Instructions for the task:
Determine the number of lines of the records below that include "intro". Respond with the number and no other text.

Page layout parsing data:
·····
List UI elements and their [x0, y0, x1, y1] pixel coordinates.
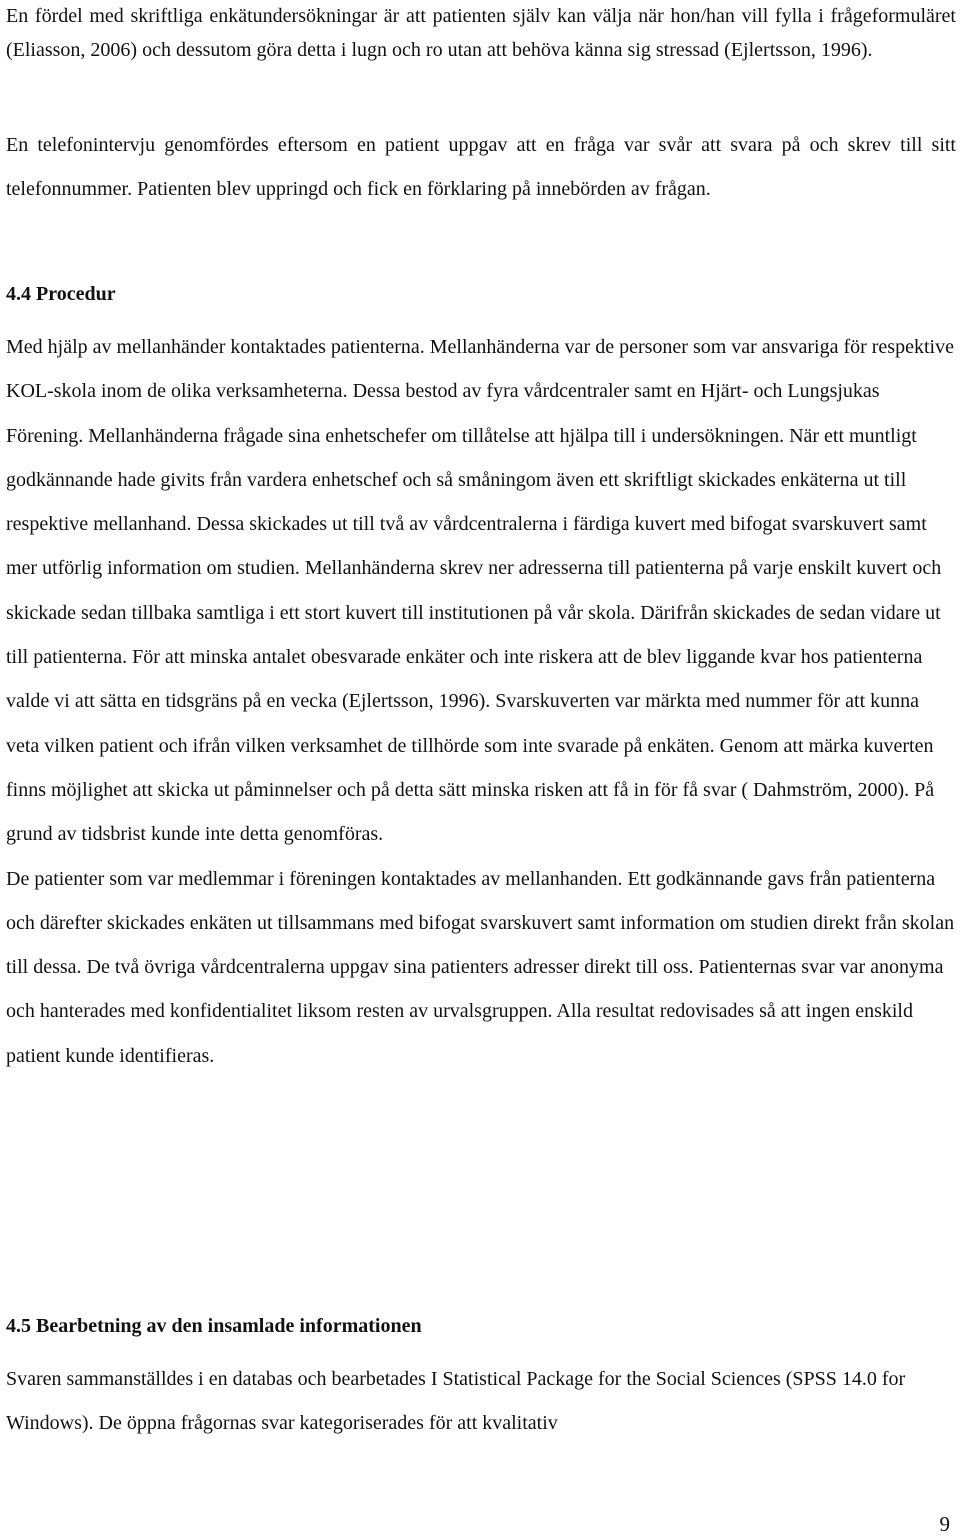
paragraph-procedure-2: De patienter som var medlemmar i föreningen kontaktades av mellanhanden. Ett godkännande gavs från patienterna och därefter skickades enkäten ut tillsammans med bifogat svarskuvert samt information om studien direkt från skolan till dessa. De två övriga vårdcentralerna uppgav sina patienters adresser direkt till oss. Patienternas svar var anonyma och hanterades med konfidentialitet liksom resten av urvalsgruppen. Alla resultat redovisades så att ingen enskild patient kunde identifieras.: [6, 867, 955, 1067]
paragraph-processing: Svaren sammanställdes i en databas och bearbetades I Statistical Package for the Social Sciences (SPSS 14.0 for Windows). De öppna frågornas svar kategoriserades för att kvalitativ: [6, 1368, 906, 1434]
paragraph-intro-2: En telefonintervju genomfördes eftersom en patient uppgav att en fråga var svår att svara på och skrev till sitt telefonnummer. Patienten blev uppringd och fick en förklaring på innebörden av frågan.: [6, 134, 956, 200]
page-number: 9: [939, 1512, 950, 1536]
section-heading-processing: 4.5 Bearbetning av den insamlade informationen: [6, 1315, 422, 1337]
procedure-block: [6, 326, 956, 1079]
paragraph-intro-1: En fördel med skriftliga enkätundersökningar är att patienten själv kan välja när hon/han vill fylla i frågeformuläret (Eliasson, 2006) och dessutom göra detta i lugn och ro utan att behöva känna sig stressad (Ejlertsson, 1996).: [6, 5, 956, 61]
paragraph-procedure: Med hjälp av mellanhänder kontaktades patienterna. Mellanhänderna var de personer som var ansvariga för respektive KOL-skola inom de olika verksamheterna. Dessa bestod av fyra vårdcentraler samt en Hjärt- och Lungsjukas Förening. Mellanhänderna frågade sina enhetschefer om tillåtelse att hjälpa till i undersökningen. När ett muntligt godkännande hade givits från vardera enhetschef och så småningom även ett skriftligt skickades enkäterna ut till respektive mellanhand. Dessa skickades ut till två av vårdcentralerna i färdiga kuvert med bifogat svarskuvert samt mer utförlig information om studien. Mellanhänderna skrev ner adresserna till patienterna på varje enskilt kuvert och skickade sedan tillbaka samtliga i ett stort kuvert till institutionen på vår skola. Därifrån skickades de sedan vidare ut till patienterna. För att minska antalet obesvarade enkäter och inte riskera att de blev liggande kvar hos patienterna valde vi att sätta en tidsgräns på en vecka (Ejlertsson, 1996). Svarskuverten var märkta med nummer för att kunna veta vilken patient och ifrån vilken verksamhet de tillhörde som inte svarade på enkäten. Genom att märka kuverten finns möjlighet att skicka ut påminnelser och på detta sätt minska risken att få in för få svar ( Dahmström, 2000). På grund av tidsbrist kunde inte detta genomföras.: [6, 336, 954, 846]
section-heading-procedure: 4.4 Procedur: [6, 283, 116, 305]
·····
Result for this exercise:
2